## SET TASK
Extract every line that contains the word "Controller".

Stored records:
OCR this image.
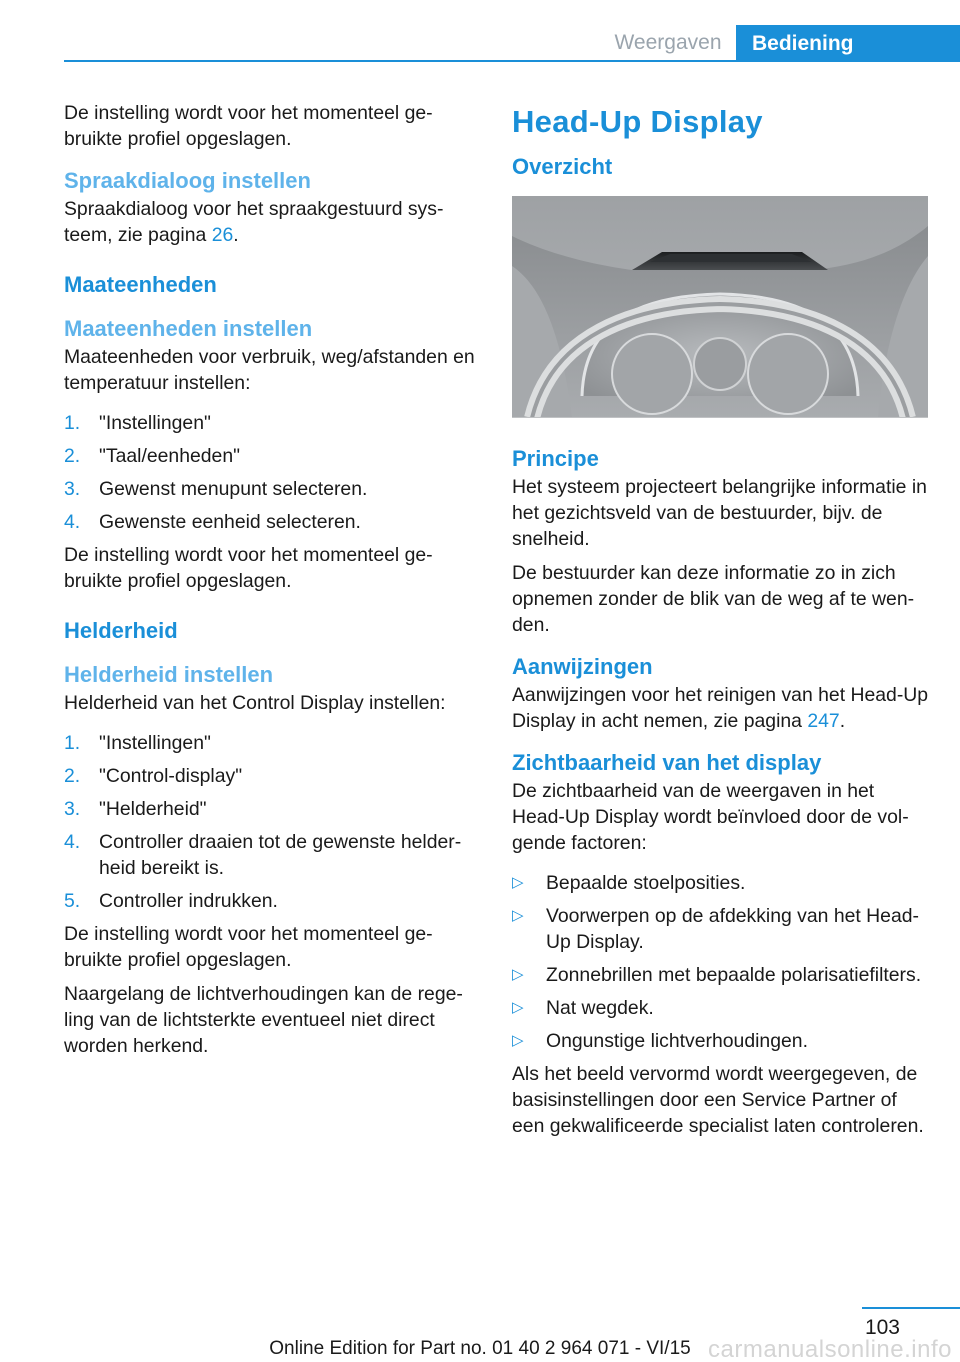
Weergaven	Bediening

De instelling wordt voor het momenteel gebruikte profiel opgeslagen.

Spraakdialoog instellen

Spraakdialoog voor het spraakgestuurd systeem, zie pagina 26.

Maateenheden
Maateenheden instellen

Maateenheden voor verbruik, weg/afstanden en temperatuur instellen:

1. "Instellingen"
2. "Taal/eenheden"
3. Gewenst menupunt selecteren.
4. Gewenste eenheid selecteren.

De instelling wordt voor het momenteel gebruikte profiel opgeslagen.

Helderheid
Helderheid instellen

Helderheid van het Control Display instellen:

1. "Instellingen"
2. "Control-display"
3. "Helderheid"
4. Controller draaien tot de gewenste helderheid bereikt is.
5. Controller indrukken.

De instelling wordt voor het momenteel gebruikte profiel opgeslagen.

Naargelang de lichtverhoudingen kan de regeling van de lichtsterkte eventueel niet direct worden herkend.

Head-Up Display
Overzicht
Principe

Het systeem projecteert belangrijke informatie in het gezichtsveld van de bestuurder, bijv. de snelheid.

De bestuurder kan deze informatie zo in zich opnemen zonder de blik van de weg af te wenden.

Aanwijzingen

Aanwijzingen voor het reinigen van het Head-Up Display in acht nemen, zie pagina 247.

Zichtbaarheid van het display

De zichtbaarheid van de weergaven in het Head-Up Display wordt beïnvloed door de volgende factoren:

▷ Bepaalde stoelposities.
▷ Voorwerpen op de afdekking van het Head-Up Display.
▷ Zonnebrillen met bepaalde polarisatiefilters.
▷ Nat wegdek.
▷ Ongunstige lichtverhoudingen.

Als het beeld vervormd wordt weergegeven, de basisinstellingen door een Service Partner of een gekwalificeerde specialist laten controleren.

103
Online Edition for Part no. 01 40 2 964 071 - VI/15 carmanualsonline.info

## OUTPUT
4. Controller draaien tot de gewenste helderheid bereikt is.
5. Controller indrukken.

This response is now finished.